- **Records for this task**:
▬▬▬
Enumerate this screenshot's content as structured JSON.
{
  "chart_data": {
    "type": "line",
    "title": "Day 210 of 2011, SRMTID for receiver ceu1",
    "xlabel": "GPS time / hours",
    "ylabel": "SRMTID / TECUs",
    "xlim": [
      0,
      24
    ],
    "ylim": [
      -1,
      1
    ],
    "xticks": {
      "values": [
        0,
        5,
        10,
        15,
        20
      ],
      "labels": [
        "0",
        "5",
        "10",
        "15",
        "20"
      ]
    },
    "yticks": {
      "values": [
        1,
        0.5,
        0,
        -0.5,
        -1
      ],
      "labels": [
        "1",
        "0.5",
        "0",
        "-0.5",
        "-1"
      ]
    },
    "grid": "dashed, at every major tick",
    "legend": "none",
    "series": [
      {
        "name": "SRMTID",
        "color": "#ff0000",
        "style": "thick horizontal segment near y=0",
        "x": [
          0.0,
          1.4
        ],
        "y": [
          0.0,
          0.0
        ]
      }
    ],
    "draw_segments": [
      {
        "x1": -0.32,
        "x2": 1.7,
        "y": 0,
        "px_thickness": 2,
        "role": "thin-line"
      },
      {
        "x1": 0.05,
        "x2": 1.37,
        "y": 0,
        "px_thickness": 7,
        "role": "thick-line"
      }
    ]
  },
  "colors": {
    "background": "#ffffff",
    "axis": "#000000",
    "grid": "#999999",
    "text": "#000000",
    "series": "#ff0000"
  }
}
▬▬▬
- **What to do**: All of the data needs to be printed once more, exactly.

- **Correct output**:
Enumerate this screenshot's content as structured JSON.
{
  "chart_data": {
    "type": "line",
    "title": "Day 210 of 2011, SRMTID for receiver ceu1",
    "xlabel": "GPS time / hours",
    "ylabel": "SRMTID / TECUs",
    "xlim": [
      0,
      24
    ],
    "ylim": [
      -1,
      1
    ],
    "xticks": {
      "values": [
        0,
        5,
        10,
        15,
        20
      ],
      "labels": [
        "0",
        "5",
        "10",
        "15",
        "20"
      ]
    },
    "yticks": {
      "values": [
        1,
        0.5,
        0,
        -0.5,
        -1
      ],
      "labels": [
        "1",
        "0.5",
        "0",
        "-0.5",
        "-1"
      ]
    },
    "grid": "dashed, at every major tick",
    "legend": "none",
    "series": [
      {
        "name": "SRMTID",
        "color": "#ff0000",
        "style": "thick horizontal segment near y=0",
        "x": [
          0.0,
          1.4
        ],
        "y": [
          0.0,
          0.0
        ]
      }
    ],
    "draw_segments": [
      {
        "x1": -0.32,
        "x2": 1.7,
        "y": 0,
        "px_thickness": 2,
        "role": "thin-line"
      },
      {
        "x1": 0.05,
        "x2": 1.37,
        "y": 0,
        "px_thickness": 7,
        "role": "thick-line"
      }
    ]
  },
  "colors": {
    "background": "#ffffff",
    "axis": "#000000",
    "grid": "#999999",
    "text": "#000000",
    "series": "#ff0000"
  }
}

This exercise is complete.